(Dataset rows):
────────────────────

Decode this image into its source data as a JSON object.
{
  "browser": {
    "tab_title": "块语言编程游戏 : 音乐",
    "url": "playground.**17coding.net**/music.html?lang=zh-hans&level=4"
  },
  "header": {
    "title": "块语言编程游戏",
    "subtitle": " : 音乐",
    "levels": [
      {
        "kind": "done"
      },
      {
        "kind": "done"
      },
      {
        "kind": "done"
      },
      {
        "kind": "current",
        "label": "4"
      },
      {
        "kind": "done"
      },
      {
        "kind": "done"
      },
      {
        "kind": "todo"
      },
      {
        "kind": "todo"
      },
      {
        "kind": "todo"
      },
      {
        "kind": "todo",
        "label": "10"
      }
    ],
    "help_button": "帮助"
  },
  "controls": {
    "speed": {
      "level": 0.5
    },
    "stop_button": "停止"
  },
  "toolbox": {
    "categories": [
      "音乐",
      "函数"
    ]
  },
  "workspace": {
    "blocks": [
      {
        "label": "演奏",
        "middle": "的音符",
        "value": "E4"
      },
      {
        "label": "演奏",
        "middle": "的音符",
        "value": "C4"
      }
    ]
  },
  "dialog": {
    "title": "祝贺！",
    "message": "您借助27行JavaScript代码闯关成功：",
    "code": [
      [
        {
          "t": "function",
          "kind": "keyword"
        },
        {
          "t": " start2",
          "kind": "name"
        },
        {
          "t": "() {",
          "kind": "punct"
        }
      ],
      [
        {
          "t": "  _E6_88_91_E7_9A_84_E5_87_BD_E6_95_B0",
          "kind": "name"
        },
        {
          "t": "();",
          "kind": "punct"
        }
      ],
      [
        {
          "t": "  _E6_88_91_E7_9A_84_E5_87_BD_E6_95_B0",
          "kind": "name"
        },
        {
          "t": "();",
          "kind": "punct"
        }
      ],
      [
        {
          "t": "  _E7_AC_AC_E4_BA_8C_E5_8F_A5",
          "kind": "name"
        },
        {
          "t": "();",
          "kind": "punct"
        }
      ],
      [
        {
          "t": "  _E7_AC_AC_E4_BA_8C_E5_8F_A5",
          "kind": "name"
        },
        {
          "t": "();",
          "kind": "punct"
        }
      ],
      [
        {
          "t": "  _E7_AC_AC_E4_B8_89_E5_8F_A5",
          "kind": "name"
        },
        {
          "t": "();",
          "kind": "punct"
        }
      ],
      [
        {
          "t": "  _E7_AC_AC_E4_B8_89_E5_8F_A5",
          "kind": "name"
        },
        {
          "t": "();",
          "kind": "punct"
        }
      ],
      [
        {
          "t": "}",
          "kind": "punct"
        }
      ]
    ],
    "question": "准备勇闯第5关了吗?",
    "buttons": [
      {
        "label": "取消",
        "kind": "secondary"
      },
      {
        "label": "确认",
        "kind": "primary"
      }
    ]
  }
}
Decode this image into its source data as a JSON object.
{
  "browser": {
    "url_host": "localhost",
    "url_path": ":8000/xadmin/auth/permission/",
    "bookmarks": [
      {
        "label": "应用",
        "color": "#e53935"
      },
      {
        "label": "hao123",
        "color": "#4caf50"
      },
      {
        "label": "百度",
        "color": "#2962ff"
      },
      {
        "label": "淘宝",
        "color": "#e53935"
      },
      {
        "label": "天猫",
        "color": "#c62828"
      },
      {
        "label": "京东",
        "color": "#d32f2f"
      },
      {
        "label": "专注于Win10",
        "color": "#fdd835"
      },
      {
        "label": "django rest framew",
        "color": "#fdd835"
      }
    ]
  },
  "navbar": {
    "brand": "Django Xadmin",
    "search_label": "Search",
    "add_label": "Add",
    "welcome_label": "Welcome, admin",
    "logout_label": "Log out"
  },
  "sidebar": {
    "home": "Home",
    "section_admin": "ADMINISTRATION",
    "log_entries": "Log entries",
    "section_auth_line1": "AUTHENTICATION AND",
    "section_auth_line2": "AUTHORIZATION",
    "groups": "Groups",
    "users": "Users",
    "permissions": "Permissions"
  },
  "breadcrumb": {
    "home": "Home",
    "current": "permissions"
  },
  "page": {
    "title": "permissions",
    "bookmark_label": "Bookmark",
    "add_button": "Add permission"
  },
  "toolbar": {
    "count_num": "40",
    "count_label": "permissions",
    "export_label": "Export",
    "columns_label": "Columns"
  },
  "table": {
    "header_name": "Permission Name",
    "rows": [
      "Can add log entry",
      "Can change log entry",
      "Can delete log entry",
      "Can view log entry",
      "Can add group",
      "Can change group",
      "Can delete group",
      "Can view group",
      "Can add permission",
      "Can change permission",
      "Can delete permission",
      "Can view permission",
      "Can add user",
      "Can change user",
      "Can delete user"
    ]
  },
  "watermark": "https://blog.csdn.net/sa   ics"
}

────────────────────

(What you will do): Retype the records that precede this task, keeping them exactly the same.

(Task output):
Decode this image into its source data as a JSON object.
{
  "browser": {
    "tab_title": "块语言编程游戏 : 音乐",
    "url": "playground.**17coding.net**/music.html?lang=zh-hans&level=4"
  },
  "header": {
    "title": "块语言编程游戏",
    "subtitle": " : 音乐",
    "levels": [
      {
        "kind": "done"
      },
      {
        "kind": "done"
      },
      {
        "kind": "done"
      },
      {
        "kind": "current",
        "label": "4"
      },
      {
        "kind": "done"
      },
      {
        "kind": "done"
      },
      {
        "kind": "todo"
      },
      {
        "kind": "todo"
      },
      {
        "kind": "todo"
      },
      {
        "kind": "todo",
        "label": "10"
      }
    ],
    "help_button": "帮助"
  },
  "controls": {
    "speed": {
      "level": 0.5
    },
    "stop_button": "停止"
  },
  "toolbox": {
    "categories": [
      "音乐",
      "函数"
    ]
  },
  "workspace": {
    "blocks": [
      {
        "label": "演奏",
        "middle": "的音符",
        "value": "E4"
      },
      {
        "label": "演奏",
        "middle": "的音符",
        "value": "C4"
      }
    ]
  },
  "dialog": {
    "title": "祝贺！",
    "message": "您借助27行JavaScript代码闯关成功：",
    "code": [
      [
        {
          "t": "function",
          "kind": "keyword"
        },
        {
          "t": " start2",
          "kind": "name"
        },
        {
          "t": "() {",
          "kind": "punct"
        }
      ],
      [
        {
          "t": "  _E6_88_91_E7_9A_84_E5_87_BD_E6_95_B0",
          "kind": "name"
        },
        {
          "t": "();",
          "kind": "punct"
        }
      ],
      [
        {
          "t": "  _E6_88_91_E7_9A_84_E5_87_BD_E6_95_B0",
          "kind": "name"
        },
        {
          "t": "();",
          "kind": "punct"
        }
      ],
      [
        {
          "t": "  _E7_AC_AC_E4_BA_8C_E5_8F_A5",
          "kind": "name"
        },
        {
          "t": "();",
          "kind": "punct"
        }
      ],
      [
        {
          "t": "  _E7_AC_AC_E4_BA_8C_E5_8F_A5",
          "kind": "name"
        },
        {
          "t": "();",
          "kind": "punct"
        }
      ],
      [
        {
          "t": "  _E7_AC_AC_E4_B8_89_E5_8F_A5",
          "kind": "name"
        },
        {
          "t": "();",
          "kind": "punct"
        }
      ],
      [
        {
          "t": "  _E7_AC_AC_E4_B8_89_E5_8F_A5",
          "kind": "name"
        },
        {
          "t": "();",
          "kind": "punct"
        }
      ],
      [
        {
          "t": "}",
          "kind": "punct"
        }
      ]
    ],
    "question": "准备勇闯第5关了吗?",
    "buttons": [
      {
        "label": "取消",
        "kind": "secondary"
      },
      {
        "label": "确认",
        "kind": "primary"
      }
    ]
  }
}
Decode this image into its source data as a JSON object.
{
  "browser": {
    "url_host": "localhost",
    "url_path": ":8000/xadmin/auth/permission/",
    "bookmarks": [
      {
        "label": "应用",
        "color": "#e53935"
      },
      {
        "label": "hao123",
        "color": "#4caf50"
      },
      {
        "label": "百度",
        "color": "#2962ff"
      },
      {
        "label": "淘宝",
        "color": "#e53935"
      },
      {
        "label": "天猫",
        "color": "#c62828"
      },
      {
        "label": "京东",
        "color": "#d32f2f"
      },
      {
        "label": "专注于Win10",
        "color": "#fdd835"
      },
      {
        "label": "django rest framew",
        "color": "#fdd835"
      }
    ]
  },
  "navbar": {
    "brand": "Django Xadmin",
    "search_label": "Search",
    "add_label": "Add",
    "welcome_label": "Welcome, admin",
    "logout_label": "Log out"
  },
  "sidebar": {
    "home": "Home",
    "section_admin": "ADMINISTRATION",
    "log_entries": "Log entries",
    "section_auth_line1": "AUTHENTICATION AND",
    "section_auth_line2": "AUTHORIZATION",
    "groups": "Groups",
    "users": "Users",
    "permissions": "Permissions"
  },
  "breadcrumb": {
    "home": "Home",
    "current": "permissions"
  },
  "page": {
    "title": "permissions",
    "bookmark_label": "Bookmark",
    "add_button": "Add permission"
  },
  "toolbar": {
    "count_num": "40",
    "count_label": "permissions",
    "export_label": "Export",
    "columns_label": "Columns"
  },
  "table": {
    "header_name": "Permission Name",
    "rows": [
      "Can add log entry",
      "Can change log entry",
      "Can delete log entry",
      "Can view log entry",
      "Can add group",
      "Can change group",
      "Can delete group",
      "Can view group",
      "Can add permission",
      "Can change permission",
      "Can delete permission",
      "Can view permission",
      "Can add user",
      "Can change user",
      "Can delete user"
    ]
  },
  "watermark": "https://blog.csdn.net/sa   ics"
}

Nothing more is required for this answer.